**AIM OF THE EXERCISE**
Identify each line in the listing below that contains the string "reference" and copy those lines in full.

**Records from a data source**
++++

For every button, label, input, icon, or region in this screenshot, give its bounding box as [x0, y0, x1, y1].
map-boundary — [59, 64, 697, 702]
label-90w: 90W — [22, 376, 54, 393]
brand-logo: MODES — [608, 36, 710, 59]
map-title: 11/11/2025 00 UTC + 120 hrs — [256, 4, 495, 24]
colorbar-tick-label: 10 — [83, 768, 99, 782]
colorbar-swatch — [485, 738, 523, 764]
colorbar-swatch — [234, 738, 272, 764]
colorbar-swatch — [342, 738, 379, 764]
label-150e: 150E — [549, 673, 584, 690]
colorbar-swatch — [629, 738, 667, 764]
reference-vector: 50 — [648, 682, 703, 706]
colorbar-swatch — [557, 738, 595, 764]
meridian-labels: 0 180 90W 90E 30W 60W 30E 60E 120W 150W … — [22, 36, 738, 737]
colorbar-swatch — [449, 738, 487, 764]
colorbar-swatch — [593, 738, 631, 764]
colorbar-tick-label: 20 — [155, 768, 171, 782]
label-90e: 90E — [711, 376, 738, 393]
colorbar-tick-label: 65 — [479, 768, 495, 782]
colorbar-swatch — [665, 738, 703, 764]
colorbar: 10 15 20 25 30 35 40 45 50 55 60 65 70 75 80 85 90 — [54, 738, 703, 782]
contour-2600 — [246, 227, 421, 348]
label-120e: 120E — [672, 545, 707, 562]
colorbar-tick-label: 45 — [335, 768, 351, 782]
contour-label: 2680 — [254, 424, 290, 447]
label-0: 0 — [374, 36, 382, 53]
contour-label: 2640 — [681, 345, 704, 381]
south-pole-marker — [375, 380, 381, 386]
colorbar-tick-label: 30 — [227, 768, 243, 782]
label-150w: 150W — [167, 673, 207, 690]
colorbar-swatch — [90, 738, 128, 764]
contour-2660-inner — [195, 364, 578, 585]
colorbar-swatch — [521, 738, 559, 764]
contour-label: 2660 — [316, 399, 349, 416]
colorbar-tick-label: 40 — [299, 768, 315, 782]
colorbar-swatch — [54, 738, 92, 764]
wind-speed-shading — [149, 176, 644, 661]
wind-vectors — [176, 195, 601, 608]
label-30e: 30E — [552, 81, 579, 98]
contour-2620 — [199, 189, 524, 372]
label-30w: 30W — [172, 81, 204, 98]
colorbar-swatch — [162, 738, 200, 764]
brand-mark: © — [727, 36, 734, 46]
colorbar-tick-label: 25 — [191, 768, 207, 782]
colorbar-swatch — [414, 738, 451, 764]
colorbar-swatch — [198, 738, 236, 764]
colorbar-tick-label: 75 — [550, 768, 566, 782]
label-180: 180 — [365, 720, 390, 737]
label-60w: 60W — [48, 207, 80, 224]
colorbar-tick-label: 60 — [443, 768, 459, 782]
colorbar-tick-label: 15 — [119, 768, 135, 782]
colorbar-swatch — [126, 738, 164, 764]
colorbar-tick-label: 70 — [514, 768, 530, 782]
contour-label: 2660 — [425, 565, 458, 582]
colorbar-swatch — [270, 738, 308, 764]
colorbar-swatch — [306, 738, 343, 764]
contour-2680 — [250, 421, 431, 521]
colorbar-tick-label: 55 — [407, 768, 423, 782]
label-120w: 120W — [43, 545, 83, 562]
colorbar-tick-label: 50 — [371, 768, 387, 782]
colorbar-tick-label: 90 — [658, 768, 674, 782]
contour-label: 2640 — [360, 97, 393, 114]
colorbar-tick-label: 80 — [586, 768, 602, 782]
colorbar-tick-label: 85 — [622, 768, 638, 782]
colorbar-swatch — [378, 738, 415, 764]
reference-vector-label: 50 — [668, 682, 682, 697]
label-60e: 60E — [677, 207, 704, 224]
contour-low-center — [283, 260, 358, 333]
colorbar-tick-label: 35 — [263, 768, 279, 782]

++++

**CORRECT OUTPUT**
reference-vector: 50 — [648, 682, 703, 706]
reference-vector-label: 50 — [668, 682, 682, 697]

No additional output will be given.